§ Task requirements
Return the lines where the word "title" occurs.
[Start Entries shown]
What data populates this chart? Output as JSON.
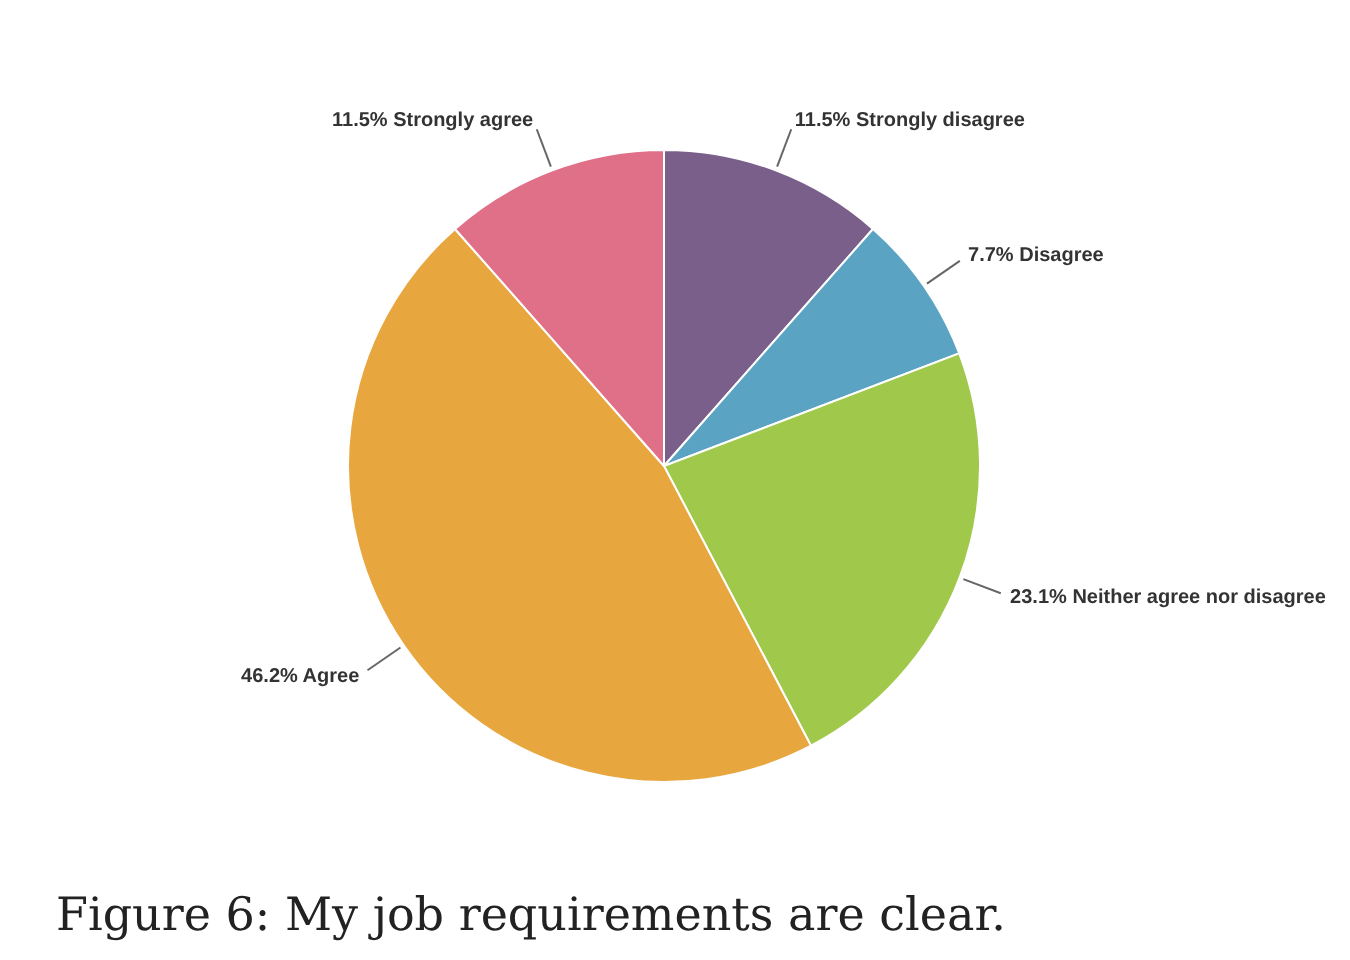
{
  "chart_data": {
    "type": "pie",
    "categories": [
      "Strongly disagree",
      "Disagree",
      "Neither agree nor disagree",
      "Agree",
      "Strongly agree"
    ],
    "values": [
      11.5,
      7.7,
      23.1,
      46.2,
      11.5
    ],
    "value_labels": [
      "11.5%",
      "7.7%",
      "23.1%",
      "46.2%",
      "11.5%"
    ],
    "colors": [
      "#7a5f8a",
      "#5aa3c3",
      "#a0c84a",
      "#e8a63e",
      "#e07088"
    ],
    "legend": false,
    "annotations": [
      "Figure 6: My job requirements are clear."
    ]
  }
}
[End Entries shown]
[Start Entries shown]
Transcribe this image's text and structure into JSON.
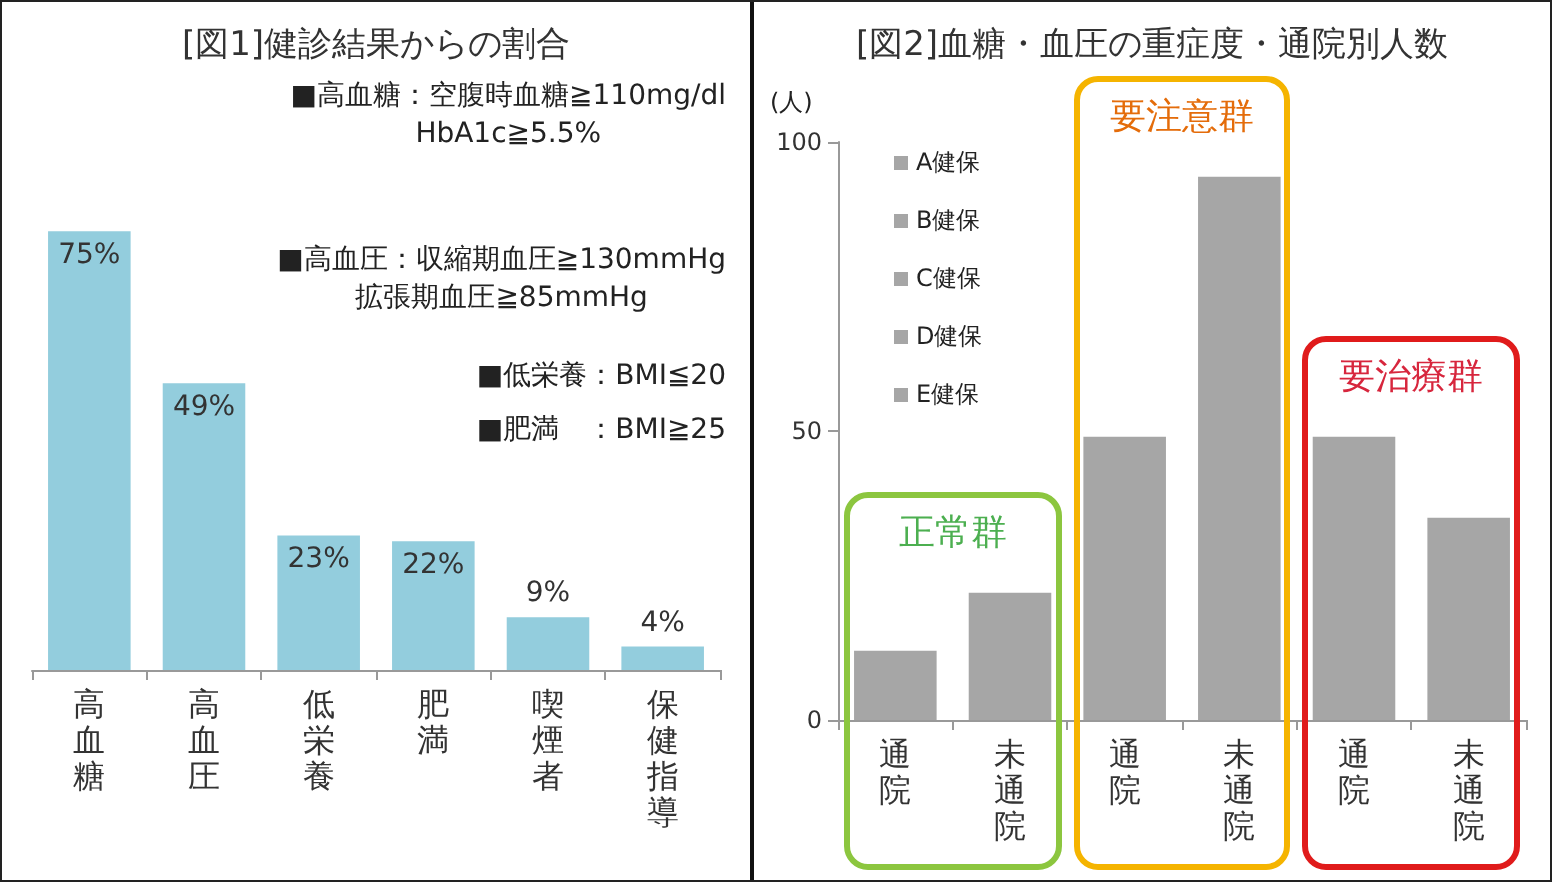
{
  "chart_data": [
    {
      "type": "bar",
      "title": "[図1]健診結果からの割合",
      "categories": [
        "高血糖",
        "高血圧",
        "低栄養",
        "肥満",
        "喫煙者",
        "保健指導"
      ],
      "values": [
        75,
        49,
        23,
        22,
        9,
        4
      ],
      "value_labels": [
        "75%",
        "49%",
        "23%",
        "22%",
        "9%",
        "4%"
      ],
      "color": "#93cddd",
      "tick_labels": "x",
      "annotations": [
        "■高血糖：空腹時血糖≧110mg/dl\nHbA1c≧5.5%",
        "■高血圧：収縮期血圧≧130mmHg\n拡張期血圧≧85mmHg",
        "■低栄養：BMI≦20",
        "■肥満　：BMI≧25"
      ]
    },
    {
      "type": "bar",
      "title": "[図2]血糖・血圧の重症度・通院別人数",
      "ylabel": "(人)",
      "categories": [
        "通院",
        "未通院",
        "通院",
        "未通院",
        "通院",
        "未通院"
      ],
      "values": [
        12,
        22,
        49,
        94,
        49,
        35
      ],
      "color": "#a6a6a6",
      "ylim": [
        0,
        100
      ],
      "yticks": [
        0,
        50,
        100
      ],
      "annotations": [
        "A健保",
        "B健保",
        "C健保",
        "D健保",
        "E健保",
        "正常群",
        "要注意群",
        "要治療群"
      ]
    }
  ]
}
[End Entries shown]
§ Answer to the task
      "title": "[図1]健診結果からの割合",
      "title": "[図2]血糖・血圧の重症度・通院別人数",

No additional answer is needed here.